-- START OF Raw records --
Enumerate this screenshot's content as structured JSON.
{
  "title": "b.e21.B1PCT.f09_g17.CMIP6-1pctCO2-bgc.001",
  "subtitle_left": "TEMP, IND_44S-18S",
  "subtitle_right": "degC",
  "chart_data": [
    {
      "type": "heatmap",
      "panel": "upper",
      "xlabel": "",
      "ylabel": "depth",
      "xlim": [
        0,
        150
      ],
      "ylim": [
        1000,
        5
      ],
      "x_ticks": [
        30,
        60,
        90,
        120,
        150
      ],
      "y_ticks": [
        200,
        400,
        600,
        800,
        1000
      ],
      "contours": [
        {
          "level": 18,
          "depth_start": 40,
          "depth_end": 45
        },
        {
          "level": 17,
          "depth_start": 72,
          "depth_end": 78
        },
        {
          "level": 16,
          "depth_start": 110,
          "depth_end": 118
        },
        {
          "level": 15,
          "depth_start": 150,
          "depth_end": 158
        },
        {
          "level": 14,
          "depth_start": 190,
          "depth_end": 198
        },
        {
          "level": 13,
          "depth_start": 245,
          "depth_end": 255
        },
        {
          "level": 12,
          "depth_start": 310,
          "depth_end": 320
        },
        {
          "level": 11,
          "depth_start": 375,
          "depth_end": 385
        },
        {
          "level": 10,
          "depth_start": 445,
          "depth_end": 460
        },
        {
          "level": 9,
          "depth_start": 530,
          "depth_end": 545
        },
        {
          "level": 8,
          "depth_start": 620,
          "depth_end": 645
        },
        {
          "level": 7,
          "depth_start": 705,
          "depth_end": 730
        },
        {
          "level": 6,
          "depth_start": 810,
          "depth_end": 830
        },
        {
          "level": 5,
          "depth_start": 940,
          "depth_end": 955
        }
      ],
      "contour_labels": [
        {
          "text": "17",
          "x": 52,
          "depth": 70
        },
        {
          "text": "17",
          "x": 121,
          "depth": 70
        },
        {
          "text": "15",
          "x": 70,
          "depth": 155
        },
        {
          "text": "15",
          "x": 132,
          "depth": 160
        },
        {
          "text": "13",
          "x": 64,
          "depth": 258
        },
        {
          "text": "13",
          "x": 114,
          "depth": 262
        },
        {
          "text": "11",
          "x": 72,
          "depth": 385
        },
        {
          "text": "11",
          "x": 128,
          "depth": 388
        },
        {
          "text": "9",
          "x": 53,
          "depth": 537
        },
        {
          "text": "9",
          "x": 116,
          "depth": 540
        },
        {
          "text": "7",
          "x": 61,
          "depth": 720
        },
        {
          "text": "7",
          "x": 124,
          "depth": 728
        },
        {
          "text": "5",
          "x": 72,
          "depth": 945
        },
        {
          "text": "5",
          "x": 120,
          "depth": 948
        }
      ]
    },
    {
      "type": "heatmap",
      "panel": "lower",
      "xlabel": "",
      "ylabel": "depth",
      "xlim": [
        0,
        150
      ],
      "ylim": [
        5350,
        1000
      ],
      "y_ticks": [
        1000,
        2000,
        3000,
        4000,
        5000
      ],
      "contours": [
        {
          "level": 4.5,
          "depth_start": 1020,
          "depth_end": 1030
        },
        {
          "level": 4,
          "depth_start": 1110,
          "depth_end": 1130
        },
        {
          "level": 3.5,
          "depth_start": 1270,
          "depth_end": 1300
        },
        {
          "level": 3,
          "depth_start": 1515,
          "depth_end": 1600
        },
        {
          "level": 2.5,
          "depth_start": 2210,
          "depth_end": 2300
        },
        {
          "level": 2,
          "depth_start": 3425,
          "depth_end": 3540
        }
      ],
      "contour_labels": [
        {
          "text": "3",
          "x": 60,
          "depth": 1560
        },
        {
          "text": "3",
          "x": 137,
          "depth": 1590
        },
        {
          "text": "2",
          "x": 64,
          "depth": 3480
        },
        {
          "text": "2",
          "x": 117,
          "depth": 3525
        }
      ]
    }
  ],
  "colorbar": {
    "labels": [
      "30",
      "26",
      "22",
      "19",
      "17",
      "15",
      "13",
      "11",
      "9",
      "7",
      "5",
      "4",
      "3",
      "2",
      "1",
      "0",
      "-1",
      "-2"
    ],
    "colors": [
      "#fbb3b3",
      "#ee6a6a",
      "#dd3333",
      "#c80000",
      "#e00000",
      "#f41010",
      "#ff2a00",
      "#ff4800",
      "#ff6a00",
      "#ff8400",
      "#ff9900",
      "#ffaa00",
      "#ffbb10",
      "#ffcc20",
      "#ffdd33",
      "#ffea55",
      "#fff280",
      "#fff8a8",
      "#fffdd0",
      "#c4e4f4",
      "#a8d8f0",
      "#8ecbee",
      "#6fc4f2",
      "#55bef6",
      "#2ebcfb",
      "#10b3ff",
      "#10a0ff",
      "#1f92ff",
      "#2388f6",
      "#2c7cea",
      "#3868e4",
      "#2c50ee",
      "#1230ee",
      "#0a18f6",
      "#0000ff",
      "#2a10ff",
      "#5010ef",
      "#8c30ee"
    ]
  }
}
-- END OF Raw records --
▸ Required task
Make an exact copy of the records.

▸ Response for this exercise
Enumerate this screenshot's content as structured JSON.
{
  "title": "b.e21.B1PCT.f09_g17.CMIP6-1pctCO2-bgc.001",
  "subtitle_left": "TEMP, IND_44S-18S",
  "subtitle_right": "degC",
  "chart_data": [
    {
      "type": "heatmap",
      "panel": "upper",
      "xlabel": "",
      "ylabel": "depth",
      "xlim": [
        0,
        150
      ],
      "ylim": [
        1000,
        5
      ],
      "x_ticks": [
        30,
        60,
        90,
        120,
        150
      ],
      "y_ticks": [
        200,
        400,
        600,
        800,
        1000
      ],
      "contours": [
        {
          "level": 18,
          "depth_start": 40,
          "depth_end": 45
        },
        {
          "level": 17,
          "depth_start": 72,
          "depth_end": 78
        },
        {
          "level": 16,
          "depth_start": 110,
          "depth_end": 118
        },
        {
          "level": 15,
          "depth_start": 150,
          "depth_end": 158
        },
        {
          "level": 14,
          "depth_start": 190,
          "depth_end": 198
        },
        {
          "level": 13,
          "depth_start": 245,
          "depth_end": 255
        },
        {
          "level": 12,
          "depth_start": 310,
          "depth_end": 320
        },
        {
          "level": 11,
          "depth_start": 375,
          "depth_end": 385
        },
        {
          "level": 10,
          "depth_start": 445,
          "depth_end": 460
        },
        {
          "level": 9,
          "depth_start": 530,
          "depth_end": 545
        },
        {
          "level": 8,
          "depth_start": 620,
          "depth_end": 645
        },
        {
          "level": 7,
          "depth_start": 705,
          "depth_end": 730
        },
        {
          "level": 6,
          "depth_start": 810,
          "depth_end": 830
        },
        {
          "level": 5,
          "depth_start": 940,
          "depth_end": 955
        }
      ],
      "contour_labels": [
        {
          "text": "17",
          "x": 52,
          "depth": 70
        },
        {
          "text": "17",
          "x": 121,
          "depth": 70
        },
        {
          "text": "15",
          "x": 70,
          "depth": 155
        },
        {
          "text": "15",
          "x": 132,
          "depth": 160
        },
        {
          "text": "13",
          "x": 64,
          "depth": 258
        },
        {
          "text": "13",
          "x": 114,
          "depth": 262
        },
        {
          "text": "11",
          "x": 72,
          "depth": 385
        },
        {
          "text": "11",
          "x": 128,
          "depth": 388
        },
        {
          "text": "9",
          "x": 53,
          "depth": 537
        },
        {
          "text": "9",
          "x": 116,
          "depth": 540
        },
        {
          "text": "7",
          "x": 61,
          "depth": 720
        },
        {
          "text": "7",
          "x": 124,
          "depth": 728
        },
        {
          "text": "5",
          "x": 72,
          "depth": 945
        },
        {
          "text": "5",
          "x": 120,
          "depth": 948
        }
      ]
    },
    {
      "type": "heatmap",
      "panel": "lower",
      "xlabel": "",
      "ylabel": "depth",
      "xlim": [
        0,
        150
      ],
      "ylim": [
        5350,
        1000
      ],
      "y_ticks": [
        1000,
        2000,
        3000,
        4000,
        5000
      ],
      "contours": [
        {
          "level": 4.5,
          "depth_start": 1020,
          "depth_end": 1030
        },
        {
          "level": 4,
          "depth_start": 1110,
          "depth_end": 1130
        },
        {
          "level": 3.5,
          "depth_start": 1270,
          "depth_end": 1300
        },
        {
          "level": 3,
          "depth_start": 1515,
          "depth_end": 1600
        },
        {
          "level": 2.5,
          "depth_start": 2210,
          "depth_end": 2300
        },
        {
          "level": 2,
          "depth_start": 3425,
          "depth_end": 3540
        }
      ],
      "contour_labels": [
        {
          "text": "3",
          "x": 60,
          "depth": 1560
        },
        {
          "text": "3",
          "x": 137,
          "depth": 1590
        },
        {
          "text": "2",
          "x": 64,
          "depth": 3480
        },
        {
          "text": "2",
          "x": 117,
          "depth": 3525
        }
      ]
    }
  ],
  "colorbar": {
    "labels": [
      "30",
      "26",
      "22",
      "19",
      "17",
      "15",
      "13",
      "11",
      "9",
      "7",
      "5",
      "4",
      "3",
      "2",
      "1",
      "0",
      "-1",
      "-2"
    ],
    "colors": [
      "#fbb3b3",
      "#ee6a6a",
      "#dd3333",
      "#c80000",
      "#e00000",
      "#f41010",
      "#ff2a00",
      "#ff4800",
      "#ff6a00",
      "#ff8400",
      "#ff9900",
      "#ffaa00",
      "#ffbb10",
      "#ffcc20",
      "#ffdd33",
      "#ffea55",
      "#fff280",
      "#fff8a8",
      "#fffdd0",
      "#c4e4f4",
      "#a8d8f0",
      "#8ecbee",
      "#6fc4f2",
      "#55bef6",
      "#2ebcfb",
      "#10b3ff",
      "#10a0ff",
      "#1f92ff",
      "#2388f6",
      "#2c7cea",
      "#3868e4",
      "#2c50ee",
      "#1230ee",
      "#0a18f6",
      "#0000ff",
      "#2a10ff",
      "#5010ef",
      "#8c30ee"
    ]
  }
}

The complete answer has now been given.